#### Required task:
From the entries provided below, copy each line that contains the word "watermark".

>>>>

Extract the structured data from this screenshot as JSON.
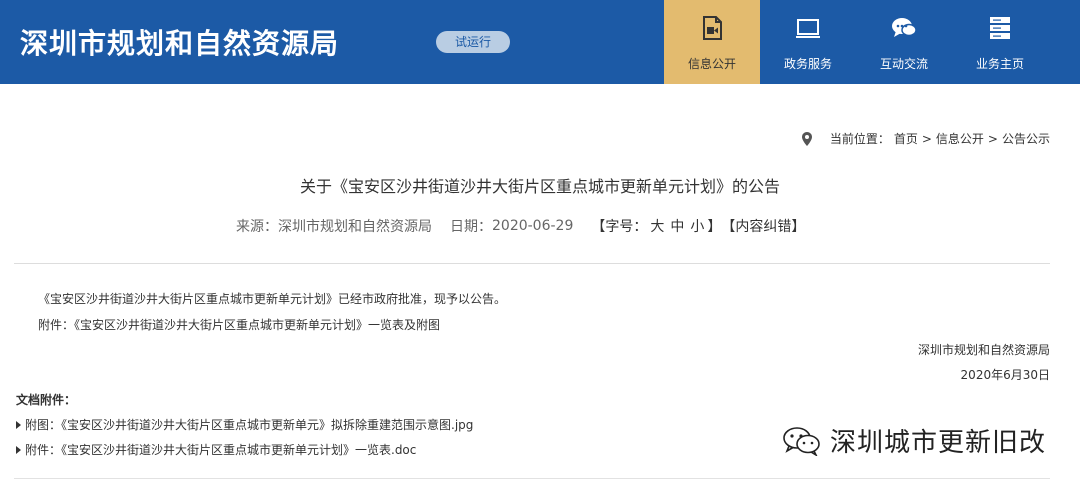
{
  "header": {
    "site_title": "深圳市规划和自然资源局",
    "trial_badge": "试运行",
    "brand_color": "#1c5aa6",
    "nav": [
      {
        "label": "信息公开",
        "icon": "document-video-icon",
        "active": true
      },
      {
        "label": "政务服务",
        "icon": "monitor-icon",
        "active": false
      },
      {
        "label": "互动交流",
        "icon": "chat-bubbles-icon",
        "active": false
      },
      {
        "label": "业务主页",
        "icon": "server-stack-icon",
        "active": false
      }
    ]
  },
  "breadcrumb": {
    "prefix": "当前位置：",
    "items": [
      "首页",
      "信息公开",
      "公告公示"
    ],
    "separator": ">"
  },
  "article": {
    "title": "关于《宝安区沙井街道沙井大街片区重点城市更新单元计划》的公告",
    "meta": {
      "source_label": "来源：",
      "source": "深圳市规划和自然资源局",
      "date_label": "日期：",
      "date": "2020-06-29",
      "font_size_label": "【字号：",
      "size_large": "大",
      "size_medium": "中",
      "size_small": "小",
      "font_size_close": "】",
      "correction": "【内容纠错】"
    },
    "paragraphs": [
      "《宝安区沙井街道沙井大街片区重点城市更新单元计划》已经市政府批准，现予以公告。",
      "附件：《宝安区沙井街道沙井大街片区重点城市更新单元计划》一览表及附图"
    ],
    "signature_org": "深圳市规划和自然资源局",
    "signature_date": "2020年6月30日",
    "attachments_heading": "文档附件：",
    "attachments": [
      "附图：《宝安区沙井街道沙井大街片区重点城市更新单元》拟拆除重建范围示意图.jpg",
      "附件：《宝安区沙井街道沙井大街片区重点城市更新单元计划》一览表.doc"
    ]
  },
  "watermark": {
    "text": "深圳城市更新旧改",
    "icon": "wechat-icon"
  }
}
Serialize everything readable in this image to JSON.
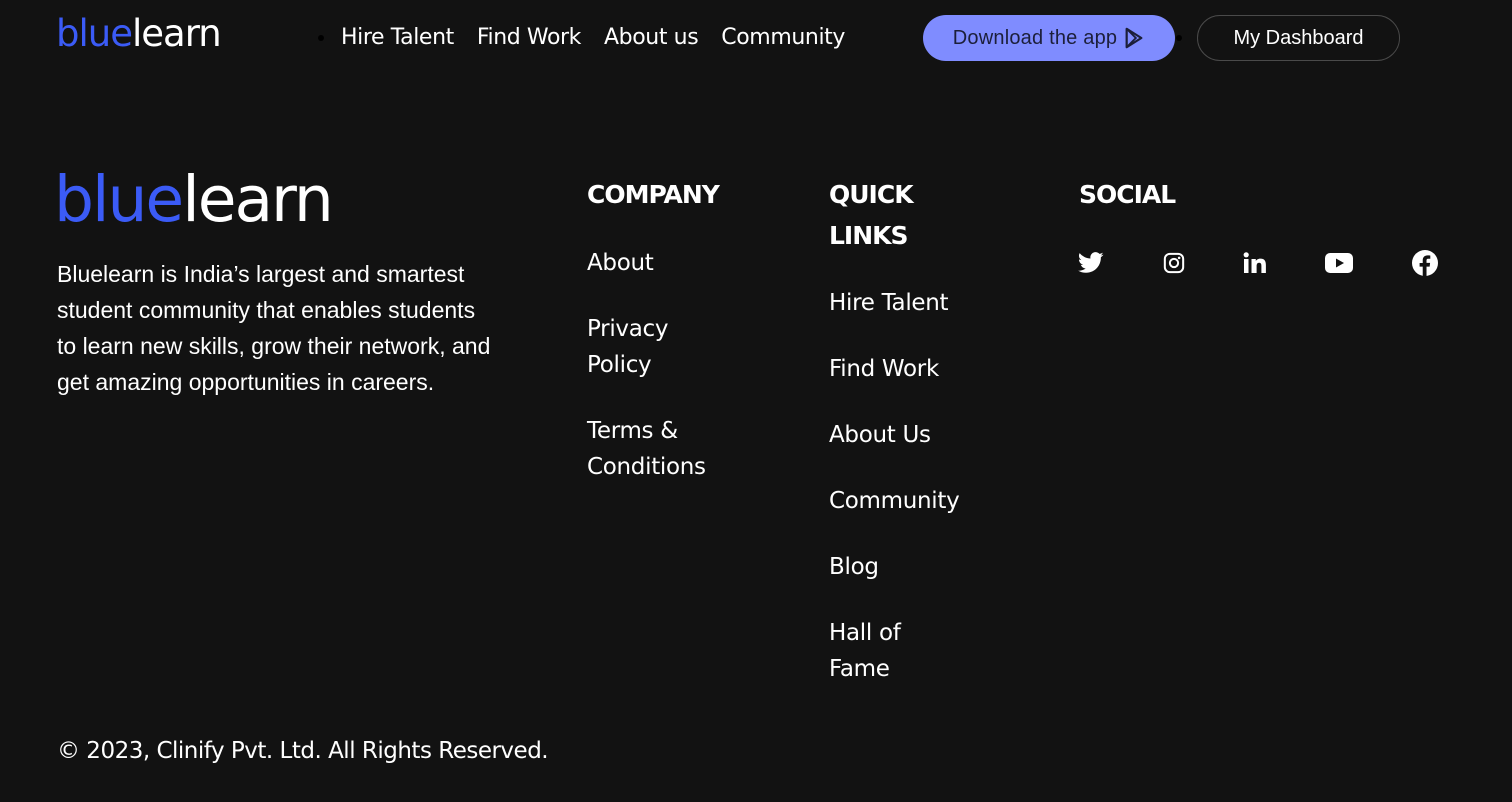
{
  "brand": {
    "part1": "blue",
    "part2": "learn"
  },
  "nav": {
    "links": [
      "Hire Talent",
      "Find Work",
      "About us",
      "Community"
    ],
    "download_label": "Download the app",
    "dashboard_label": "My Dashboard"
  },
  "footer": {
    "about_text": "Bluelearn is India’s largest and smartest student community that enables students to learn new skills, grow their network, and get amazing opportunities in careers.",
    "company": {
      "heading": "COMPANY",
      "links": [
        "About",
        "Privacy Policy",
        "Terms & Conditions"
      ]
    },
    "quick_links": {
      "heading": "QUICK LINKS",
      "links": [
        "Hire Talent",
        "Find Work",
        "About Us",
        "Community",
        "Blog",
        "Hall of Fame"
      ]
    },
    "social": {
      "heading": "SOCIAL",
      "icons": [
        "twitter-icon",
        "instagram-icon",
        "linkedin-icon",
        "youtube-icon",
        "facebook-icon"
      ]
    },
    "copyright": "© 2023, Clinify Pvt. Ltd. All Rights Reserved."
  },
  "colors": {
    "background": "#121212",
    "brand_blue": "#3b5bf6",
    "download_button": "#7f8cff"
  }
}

<<<<
>>>>

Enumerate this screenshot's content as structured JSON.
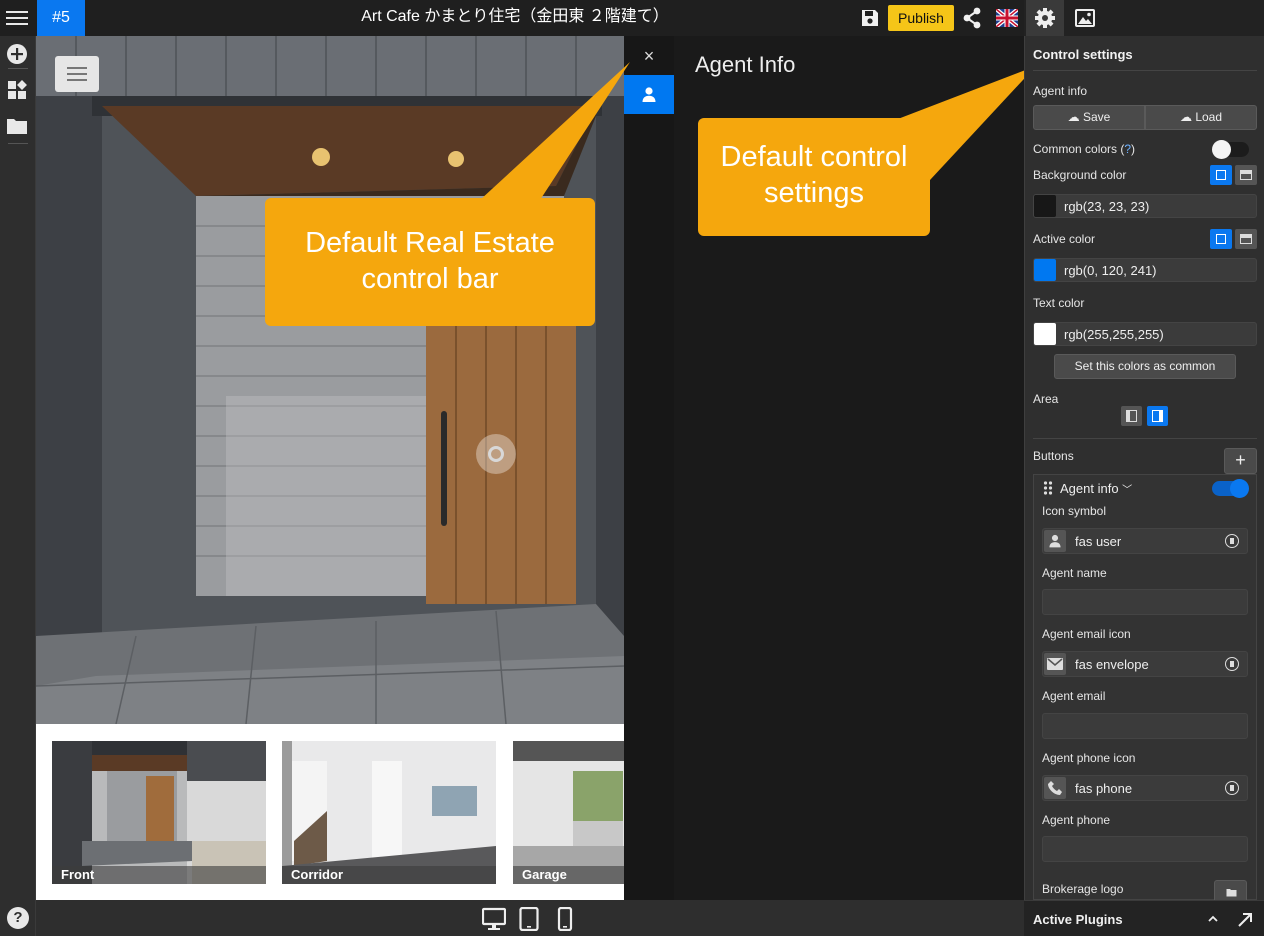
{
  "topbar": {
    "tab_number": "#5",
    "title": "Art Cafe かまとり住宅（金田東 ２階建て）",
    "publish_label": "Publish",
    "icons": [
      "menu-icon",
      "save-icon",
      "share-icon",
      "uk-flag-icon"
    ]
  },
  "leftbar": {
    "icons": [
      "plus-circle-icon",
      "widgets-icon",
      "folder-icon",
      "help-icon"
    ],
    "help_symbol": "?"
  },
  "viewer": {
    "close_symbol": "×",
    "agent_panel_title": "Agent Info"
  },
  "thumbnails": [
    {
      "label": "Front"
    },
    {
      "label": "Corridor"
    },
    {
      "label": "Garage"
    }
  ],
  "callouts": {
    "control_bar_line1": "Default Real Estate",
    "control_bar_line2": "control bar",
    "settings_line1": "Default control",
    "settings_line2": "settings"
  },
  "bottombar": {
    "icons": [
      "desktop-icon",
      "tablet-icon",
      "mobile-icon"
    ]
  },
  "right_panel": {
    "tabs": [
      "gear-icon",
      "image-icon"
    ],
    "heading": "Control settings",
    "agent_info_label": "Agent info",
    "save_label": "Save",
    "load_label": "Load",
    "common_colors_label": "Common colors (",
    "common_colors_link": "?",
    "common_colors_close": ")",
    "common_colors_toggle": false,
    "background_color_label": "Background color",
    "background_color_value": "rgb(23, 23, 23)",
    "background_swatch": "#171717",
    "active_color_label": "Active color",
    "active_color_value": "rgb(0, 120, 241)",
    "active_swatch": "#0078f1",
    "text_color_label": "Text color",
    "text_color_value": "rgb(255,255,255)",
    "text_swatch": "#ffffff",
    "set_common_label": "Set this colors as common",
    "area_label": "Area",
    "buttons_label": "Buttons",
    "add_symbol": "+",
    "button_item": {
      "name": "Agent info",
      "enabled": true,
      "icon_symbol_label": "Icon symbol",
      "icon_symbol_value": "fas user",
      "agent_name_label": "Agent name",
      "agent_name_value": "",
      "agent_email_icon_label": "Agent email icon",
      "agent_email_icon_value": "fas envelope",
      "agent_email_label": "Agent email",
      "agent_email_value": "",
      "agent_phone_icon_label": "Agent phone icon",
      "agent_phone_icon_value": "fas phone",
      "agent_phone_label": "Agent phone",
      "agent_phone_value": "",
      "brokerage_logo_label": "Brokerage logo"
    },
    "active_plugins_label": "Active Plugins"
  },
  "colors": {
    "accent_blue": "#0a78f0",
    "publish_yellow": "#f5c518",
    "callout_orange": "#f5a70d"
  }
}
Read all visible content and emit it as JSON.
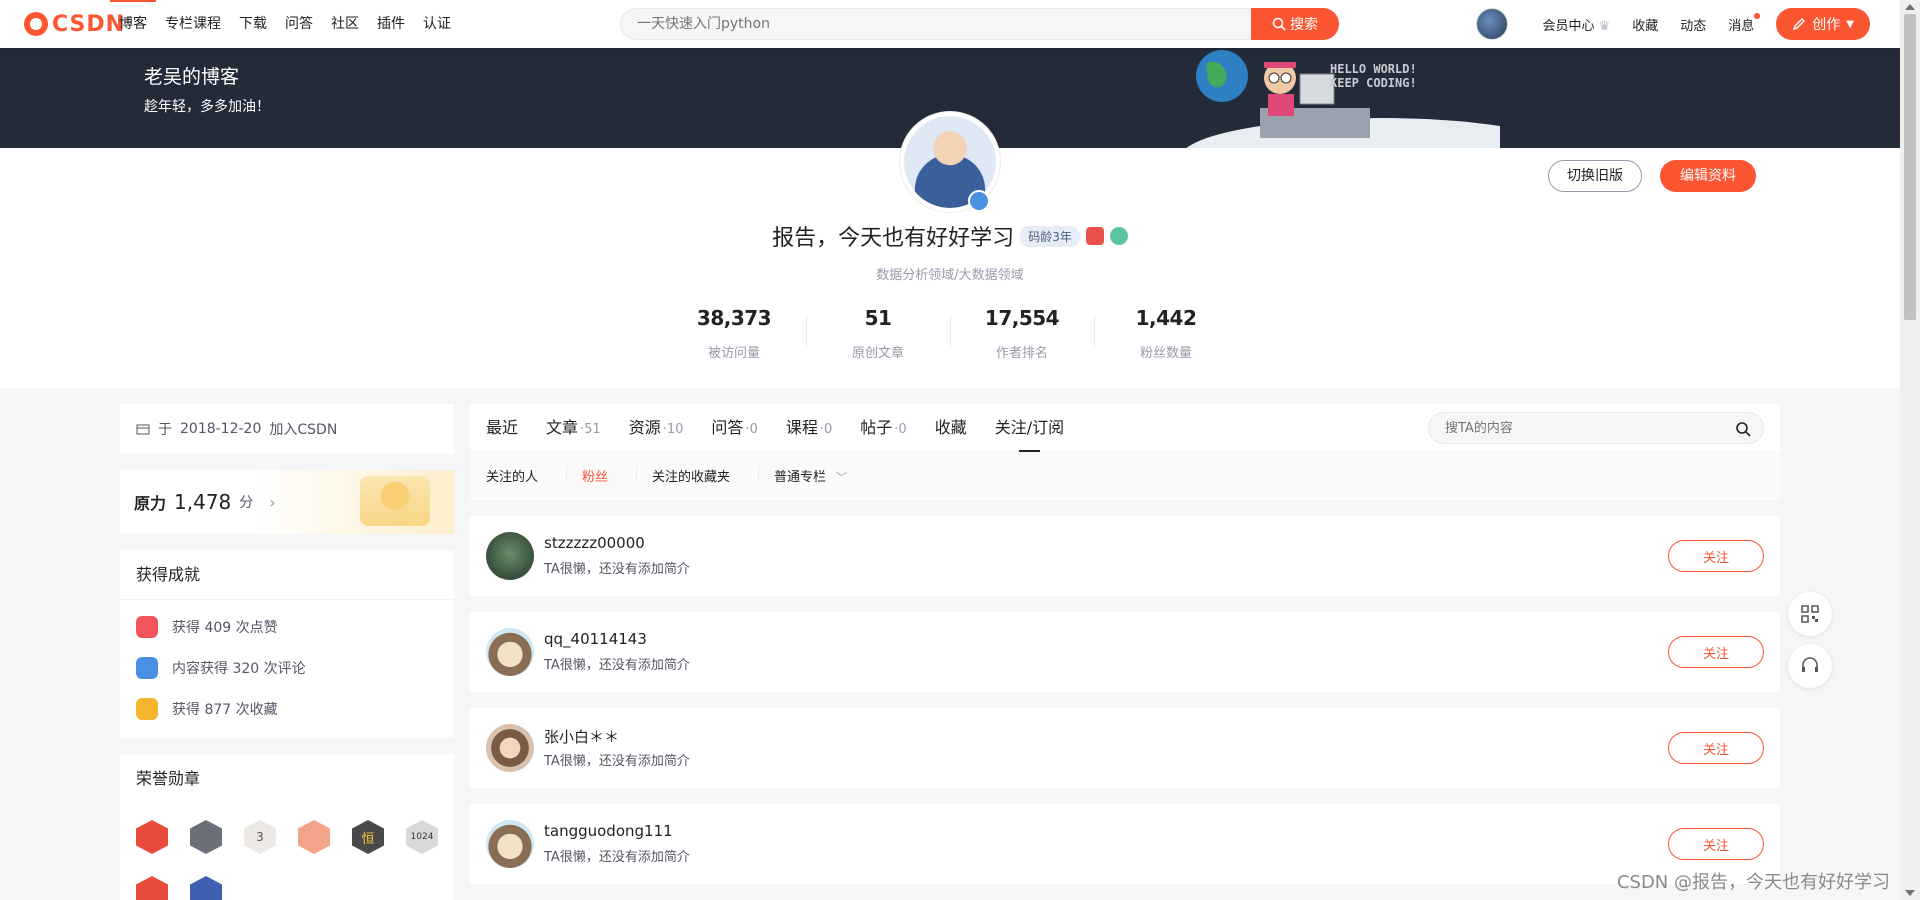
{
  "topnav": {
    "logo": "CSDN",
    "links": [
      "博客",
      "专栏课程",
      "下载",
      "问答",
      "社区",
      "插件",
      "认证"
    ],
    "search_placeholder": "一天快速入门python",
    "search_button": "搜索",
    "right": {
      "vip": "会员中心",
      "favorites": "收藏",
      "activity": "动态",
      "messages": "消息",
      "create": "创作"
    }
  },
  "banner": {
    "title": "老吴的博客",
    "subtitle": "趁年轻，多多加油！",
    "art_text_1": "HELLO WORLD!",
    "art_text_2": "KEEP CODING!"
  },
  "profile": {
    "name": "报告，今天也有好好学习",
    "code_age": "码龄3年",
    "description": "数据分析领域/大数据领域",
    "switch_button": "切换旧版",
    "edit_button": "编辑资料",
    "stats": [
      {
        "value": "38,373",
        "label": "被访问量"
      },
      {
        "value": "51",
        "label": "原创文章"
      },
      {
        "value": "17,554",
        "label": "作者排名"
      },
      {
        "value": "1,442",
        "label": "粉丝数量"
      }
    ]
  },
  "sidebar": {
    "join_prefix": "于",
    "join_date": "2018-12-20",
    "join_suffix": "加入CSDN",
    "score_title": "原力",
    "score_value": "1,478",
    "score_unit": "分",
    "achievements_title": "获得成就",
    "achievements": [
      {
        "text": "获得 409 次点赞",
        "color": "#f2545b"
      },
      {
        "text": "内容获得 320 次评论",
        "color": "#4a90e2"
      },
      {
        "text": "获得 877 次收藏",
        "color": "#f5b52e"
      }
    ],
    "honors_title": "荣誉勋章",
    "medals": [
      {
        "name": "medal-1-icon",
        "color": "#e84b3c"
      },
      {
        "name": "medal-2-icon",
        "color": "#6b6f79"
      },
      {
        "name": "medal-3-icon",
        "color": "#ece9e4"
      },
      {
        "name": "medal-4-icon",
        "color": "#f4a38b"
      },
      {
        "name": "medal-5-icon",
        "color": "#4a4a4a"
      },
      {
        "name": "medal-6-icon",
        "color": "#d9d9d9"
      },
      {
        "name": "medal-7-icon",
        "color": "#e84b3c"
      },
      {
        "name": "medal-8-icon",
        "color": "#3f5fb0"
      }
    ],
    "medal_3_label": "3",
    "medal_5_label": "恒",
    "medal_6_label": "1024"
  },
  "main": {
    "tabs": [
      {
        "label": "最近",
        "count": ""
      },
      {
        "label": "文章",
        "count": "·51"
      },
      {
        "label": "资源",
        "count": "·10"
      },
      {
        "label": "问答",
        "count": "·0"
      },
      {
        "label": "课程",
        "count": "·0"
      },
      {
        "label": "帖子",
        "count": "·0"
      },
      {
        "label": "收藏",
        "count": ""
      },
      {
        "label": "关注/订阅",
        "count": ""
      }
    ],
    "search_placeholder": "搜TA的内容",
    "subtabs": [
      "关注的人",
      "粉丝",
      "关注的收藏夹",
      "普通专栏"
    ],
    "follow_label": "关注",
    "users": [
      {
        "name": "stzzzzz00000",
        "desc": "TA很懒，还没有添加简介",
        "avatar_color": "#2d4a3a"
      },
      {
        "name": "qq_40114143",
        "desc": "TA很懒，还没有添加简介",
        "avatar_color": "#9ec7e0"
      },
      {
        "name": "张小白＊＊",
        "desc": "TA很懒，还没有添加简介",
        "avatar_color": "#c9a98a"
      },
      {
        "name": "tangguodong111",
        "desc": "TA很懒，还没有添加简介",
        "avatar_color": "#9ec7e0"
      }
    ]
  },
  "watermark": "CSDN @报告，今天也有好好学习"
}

<<<<

#### Written reply:
  "watermark": {
  "watermark": "CSDN @报告，今天也有好好学习"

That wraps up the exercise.